» **Required task**
Every line that holds the string "icon" is to be identified and copied.

» **Data for processing**
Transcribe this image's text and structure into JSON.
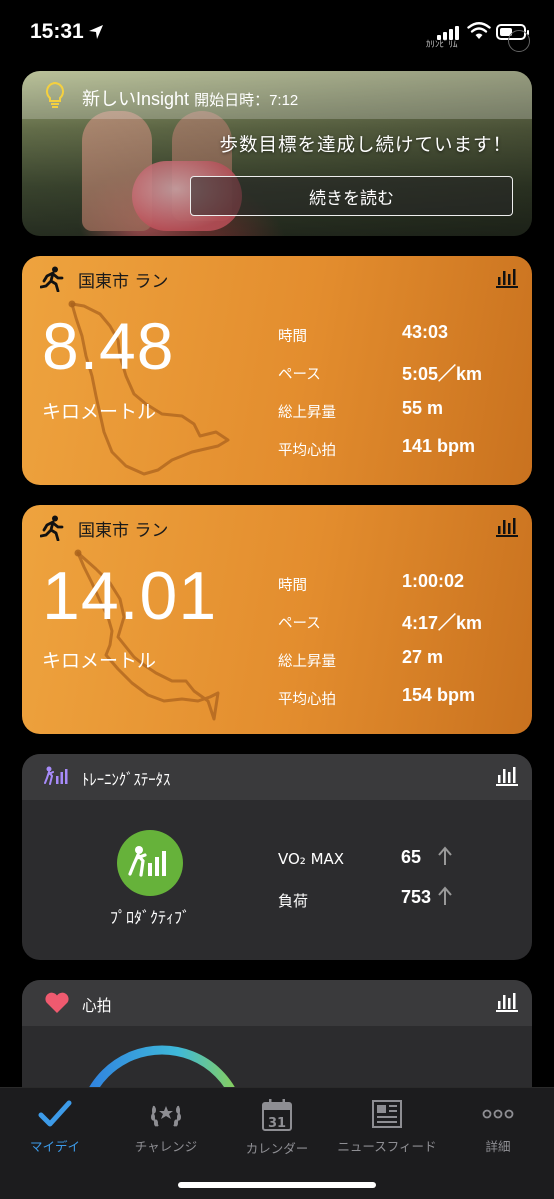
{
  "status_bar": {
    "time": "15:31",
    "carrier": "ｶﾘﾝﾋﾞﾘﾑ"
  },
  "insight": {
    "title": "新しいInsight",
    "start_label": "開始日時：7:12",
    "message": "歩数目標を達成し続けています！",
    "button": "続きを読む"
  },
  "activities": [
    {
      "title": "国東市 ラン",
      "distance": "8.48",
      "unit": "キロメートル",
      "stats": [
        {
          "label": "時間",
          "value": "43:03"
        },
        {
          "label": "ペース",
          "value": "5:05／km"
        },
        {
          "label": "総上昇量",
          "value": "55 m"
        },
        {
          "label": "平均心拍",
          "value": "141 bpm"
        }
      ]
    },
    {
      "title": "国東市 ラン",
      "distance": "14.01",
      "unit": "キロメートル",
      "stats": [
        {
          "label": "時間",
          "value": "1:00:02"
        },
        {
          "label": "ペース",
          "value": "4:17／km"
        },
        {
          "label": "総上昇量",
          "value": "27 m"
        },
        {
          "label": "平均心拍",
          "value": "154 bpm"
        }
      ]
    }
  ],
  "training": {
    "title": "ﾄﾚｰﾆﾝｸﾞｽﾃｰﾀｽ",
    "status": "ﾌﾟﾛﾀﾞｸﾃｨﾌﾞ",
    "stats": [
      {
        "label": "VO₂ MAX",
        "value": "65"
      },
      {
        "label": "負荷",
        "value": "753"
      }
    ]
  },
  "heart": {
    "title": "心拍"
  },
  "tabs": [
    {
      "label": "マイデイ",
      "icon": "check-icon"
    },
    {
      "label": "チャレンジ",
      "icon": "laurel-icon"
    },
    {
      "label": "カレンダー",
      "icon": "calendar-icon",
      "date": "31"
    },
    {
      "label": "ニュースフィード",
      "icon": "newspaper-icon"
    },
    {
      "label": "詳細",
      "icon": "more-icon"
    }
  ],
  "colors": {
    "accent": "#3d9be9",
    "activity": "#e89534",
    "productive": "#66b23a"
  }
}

» **Solution**
      "icon": "check-icon"
      "icon": "laurel-icon"
      "icon": "calendar-icon",
      "icon": "newspaper-icon"
      "icon": "more-icon"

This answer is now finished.